### Task statement
Every line of the material is to be repeated exactly as it stands.
-.-.-
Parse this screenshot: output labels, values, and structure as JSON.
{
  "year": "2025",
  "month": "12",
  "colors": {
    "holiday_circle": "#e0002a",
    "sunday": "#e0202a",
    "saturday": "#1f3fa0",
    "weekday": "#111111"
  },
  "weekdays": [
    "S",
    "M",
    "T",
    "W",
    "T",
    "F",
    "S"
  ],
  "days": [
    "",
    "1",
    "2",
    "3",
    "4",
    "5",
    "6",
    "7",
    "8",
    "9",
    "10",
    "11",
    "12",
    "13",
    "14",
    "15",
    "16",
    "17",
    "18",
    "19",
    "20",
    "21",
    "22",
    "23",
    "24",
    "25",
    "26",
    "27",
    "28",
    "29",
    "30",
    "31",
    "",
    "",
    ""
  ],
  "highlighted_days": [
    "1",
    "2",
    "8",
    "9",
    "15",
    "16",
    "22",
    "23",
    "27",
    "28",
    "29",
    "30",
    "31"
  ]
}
-.-.-
### Answer to the task
Parse this screenshot: output labels, values, and structure as JSON.
{
  "year": "2025",
  "month": "12",
  "colors": {
    "holiday_circle": "#e0002a",
    "sunday": "#e0202a",
    "saturday": "#1f3fa0",
    "weekday": "#111111"
  },
  "weekdays": [
    "S",
    "M",
    "T",
    "W",
    "T",
    "F",
    "S"
  ],
  "days": [
    "",
    "1",
    "2",
    "3",
    "4",
    "5",
    "6",
    "7",
    "8",
    "9",
    "10",
    "11",
    "12",
    "13",
    "14",
    "15",
    "16",
    "17",
    "18",
    "19",
    "20",
    "21",
    "22",
    "23",
    "24",
    "25",
    "26",
    "27",
    "28",
    "29",
    "30",
    "31",
    "",
    "",
    ""
  ],
  "highlighted_days": [
    "1",
    "2",
    "8",
    "9",
    "15",
    "16",
    "22",
    "23",
    "27",
    "28",
    "29",
    "30",
    "31"
  ]
}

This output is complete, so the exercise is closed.